* [CHALLENGE]
Note how many lines hold "Euro" and report that number by itself.

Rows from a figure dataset
<<<<

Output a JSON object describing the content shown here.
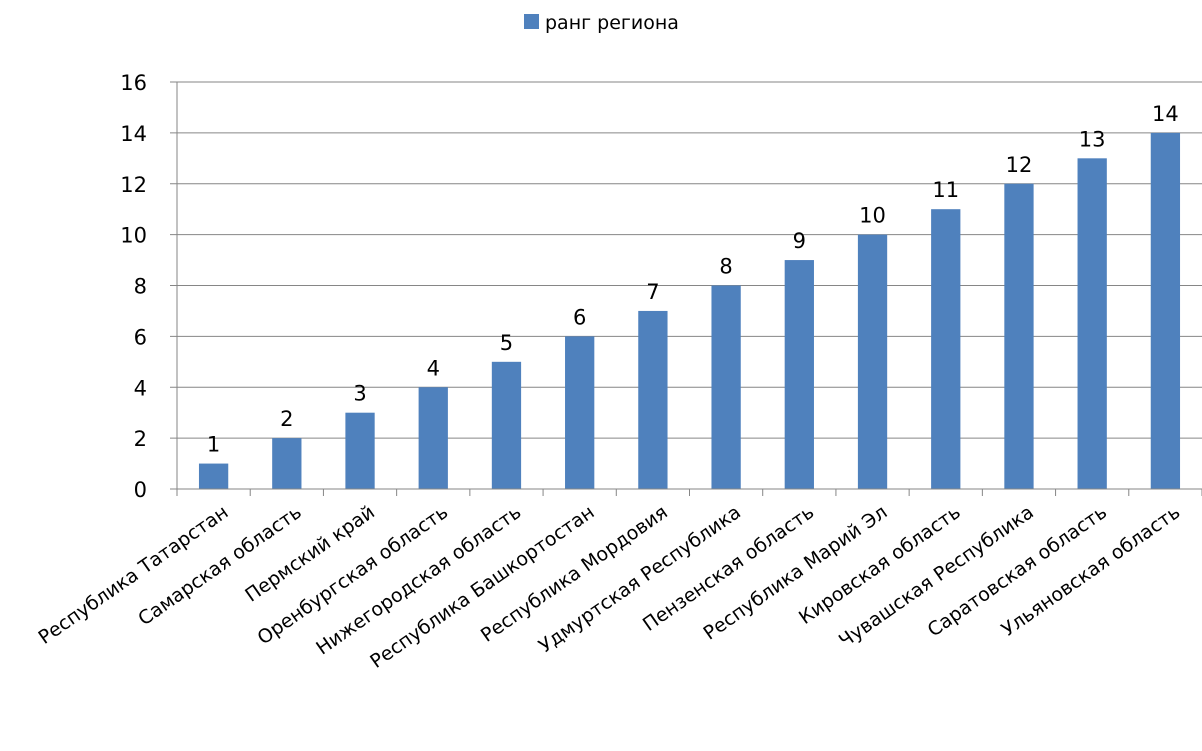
{
  "chart_data": {
    "type": "bar",
    "title": "",
    "xlabel": "",
    "ylabel": "",
    "ylim": [
      0,
      16
    ],
    "yticks": [
      0,
      2,
      4,
      6,
      8,
      10,
      12,
      14,
      16
    ],
    "grid": true,
    "legend_position": "top-center",
    "bar_color": "#4F81BD",
    "categories": [
      "Республика Татарстан",
      "Самарская область",
      "Пермский край",
      "Оренбургская область",
      "Нижегородская область",
      "Республика Башкортостан",
      "Республика Мордовия",
      "Удмуртская Республика",
      "Пензенская область",
      "Республика Марий Эл",
      "Кировская область",
      "Чувашская Республика",
      "Саратовская область",
      "Ульяновская область"
    ],
    "series": [
      {
        "name": "ранг региона",
        "values": [
          1,
          2,
          3,
          4,
          5,
          6,
          7,
          8,
          9,
          10,
          11,
          12,
          13,
          14
        ]
      }
    ]
  }
}
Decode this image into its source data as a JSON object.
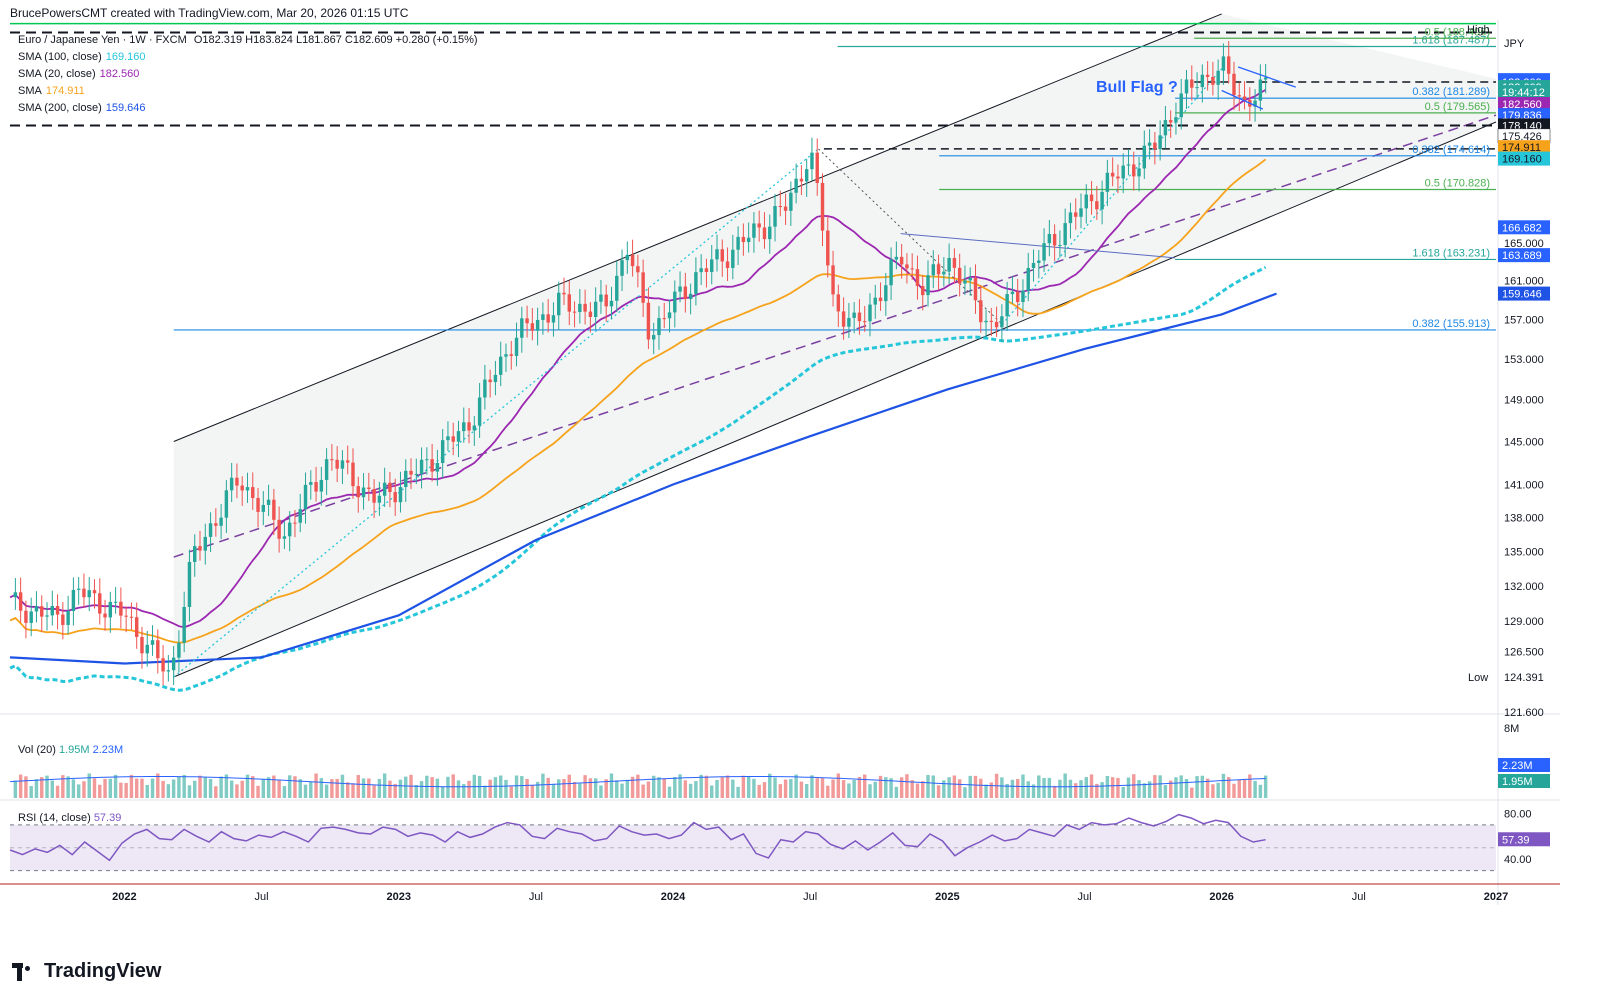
{
  "header": {
    "credit": "BrucePowersCMT created with TradingView.com, Mar 20, 2026 01:15 UTC",
    "symbol": "Euro / Japanese Yen · 1W · FXCM",
    "ohlc": "O182.319 H183.824 L181.867 C182.609 +0.280 (+0.15%)",
    "currency": "JPY",
    "high_label": "High",
    "low_label": "Low"
  },
  "indicators": [
    {
      "name": "SMA (100, close)",
      "value": "169.160",
      "color": "#26c6da"
    },
    {
      "name": "SMA (20, close)",
      "value": "182.560",
      "color": "#9c27b0"
    },
    {
      "name": "SMA",
      "value": "174.911",
      "color": "#f7a21b"
    },
    {
      "name": "SMA (200, close)",
      "value": "159.646",
      "color": "#1e53e5"
    }
  ],
  "volume_legend": {
    "name": "Vol (20)",
    "v1": "1.95M",
    "v2": "2.23M",
    "c1": "#26a69a",
    "c2": "#2962ff"
  },
  "rsi_legend": {
    "name": "RSI (14, close)",
    "value": "57.39",
    "color": "#7e57c2"
  },
  "annotation": {
    "text": "Bull Flag ?",
    "color": "#2962ff"
  },
  "colors": {
    "up": "#26a69a",
    "down": "#ef5350",
    "channel": "#131722",
    "fib_green": "#4caf50",
    "fib_blue": "#1e88e5"
  },
  "chart_data": {
    "type": "candlestick",
    "title": "Euro / Japanese Yen · 1W · FXCM",
    "ylim": [
      121.6,
      190.5
    ],
    "y_ticks": [
      "121.600",
      "124.391",
      "126.500",
      "129.000",
      "132.000",
      "135.000",
      "138.000",
      "141.000",
      "145.000",
      "149.000",
      "153.000",
      "157.000",
      "161.000",
      "165.000"
    ],
    "x_ticks": [
      "2022",
      "Jul",
      "2023",
      "Jul",
      "2024",
      "Jul",
      "2025",
      "Jul",
      "2026",
      "Jul",
      "2027"
    ],
    "price_path": [
      [
        "2021-08",
        130.5
      ],
      [
        "2021-10",
        129.2
      ],
      [
        "2021-11",
        131.5
      ],
      [
        "2022-01",
        129.5
      ],
      [
        "2022-03",
        124.4
      ],
      [
        "2022-04",
        134.5
      ],
      [
        "2022-06",
        141.5
      ],
      [
        "2022-08",
        136.5
      ],
      [
        "2022-10",
        143.5
      ],
      [
        "2022-12",
        139.5
      ],
      [
        "2023-02",
        142.5
      ],
      [
        "2023-04",
        146.5
      ],
      [
        "2023-06",
        155.0
      ],
      [
        "2023-08",
        158.5
      ],
      [
        "2023-10",
        158.0
      ],
      [
        "2023-11",
        164.5
      ],
      [
        "2023-12",
        155.5
      ],
      [
        "2024-02",
        161.5
      ],
      [
        "2024-04",
        165.0
      ],
      [
        "2024-06",
        169.0
      ],
      [
        "2024-07",
        175.4
      ],
      [
        "2024-08",
        159.0
      ],
      [
        "2024-09",
        156.0
      ],
      [
        "2024-11",
        163.5
      ],
      [
        "2024-12",
        160.0
      ],
      [
        "2025-01",
        163.5
      ],
      [
        "2025-03",
        156.0
      ],
      [
        "2025-05",
        163.5
      ],
      [
        "2025-06",
        166.5
      ],
      [
        "2025-08",
        171.5
      ],
      [
        "2025-10",
        175.4
      ],
      [
        "2025-11",
        180.5
      ],
      [
        "2025-12",
        183.5
      ],
      [
        "2026-01",
        184.8
      ],
      [
        "2026-02",
        180.8
      ],
      [
        "2026-03",
        182.6
      ]
    ],
    "sma_20_end": 182.56,
    "sma_50_end": 174.911,
    "sma_100_end": 169.16,
    "sma_200_end": 159.646,
    "fib_levels": [
      {
        "label": "1.618 (187.487)",
        "value": 187.487
      },
      {
        "label": "0.5 (179.565)",
        "value": 179.565
      },
      {
        "label": "0.382 (181.289)",
        "value": 181.289
      },
      {
        "label": "0.382 (174.614)",
        "value": 174.614
      },
      {
        "label": "0.5 (170.828)",
        "value": 170.828
      },
      {
        "label": "1.618 (163.231)",
        "value": 163.231
      },
      {
        "label": "0.382 (155.913)",
        "value": 155.913
      },
      {
        "label": "0.5 (188.496)",
        "value": 188.496
      }
    ],
    "price_badges": [
      {
        "label": "183.430",
        "value": 183.43,
        "bg": "#2962ff",
        "fg": "#ffffff"
      },
      {
        "label": "183.209",
        "value": 183.209,
        "bg": "#2962ff",
        "fg": "#ffffff"
      },
      {
        "label": "182.609",
        "value": 182.609,
        "bg": "#26a69a",
        "fg": "#ffffff"
      },
      {
        "label": "19:44:12",
        "value": 182.0,
        "bg": "#26a69a",
        "fg": "#ffffff"
      },
      {
        "label": "182.560",
        "value": 180.6,
        "bg": "#9c27b0",
        "fg": "#ffffff"
      },
      {
        "label": "179.836",
        "value": 179.3,
        "bg": "#2962ff",
        "fg": "#ffffff"
      },
      {
        "label": "178.140",
        "value": 178.1,
        "bg": "#131722",
        "fg": "#ffffff"
      },
      {
        "label": "175.426",
        "value": 176.9,
        "bg": "#ffffff",
        "fg": "#131722"
      },
      {
        "label": "174.911",
        "value": 175.6,
        "bg": "#f7a21b",
        "fg": "#131722"
      },
      {
        "label": "169.160",
        "value": 174.3,
        "bg": "#26c6da",
        "fg": "#131722"
      },
      {
        "label": "166.682",
        "value": 166.682,
        "bg": "#2962ff",
        "fg": "#ffffff"
      },
      {
        "label": "163.689",
        "value": 163.689,
        "bg": "#2962ff",
        "fg": "#ffffff"
      },
      {
        "label": "159.646",
        "value": 159.646,
        "bg": "#1e53e5",
        "fg": "#ffffff"
      }
    ],
    "volume_axis": {
      "top_label": "8M",
      "badges": [
        "2.23M",
        "1.95M"
      ]
    },
    "rsi": {
      "ylim": [
        20,
        90
      ],
      "ticks": [
        "80.00",
        "40.00"
      ],
      "upper": 70,
      "lower": 30,
      "last": 57.39,
      "path": [
        48,
        44,
        49,
        46,
        52,
        44,
        55,
        47,
        39,
        54,
        62,
        66,
        58,
        57,
        66,
        60,
        55,
        64,
        58,
        56,
        61,
        59,
        64,
        60,
        55,
        67,
        68,
        66,
        63,
        62,
        68,
        66,
        60,
        63,
        61,
        55,
        64,
        59,
        62,
        68,
        72,
        70,
        60,
        58,
        67,
        64,
        62,
        56,
        58,
        69,
        64,
        61,
        62,
        58,
        61,
        72,
        66,
        68,
        57,
        62,
        45,
        41,
        57,
        55,
        64,
        62,
        53,
        49,
        56,
        48,
        55,
        63,
        52,
        51,
        62,
        56,
        43,
        50,
        55,
        61,
        56,
        58,
        66,
        63,
        60,
        70,
        66,
        72,
        70,
        71,
        76,
        72,
        69,
        73,
        79,
        76,
        71,
        74,
        72,
        60,
        55,
        57
      ]
    }
  }
}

>>>>

* [TASK OUTPUT]
2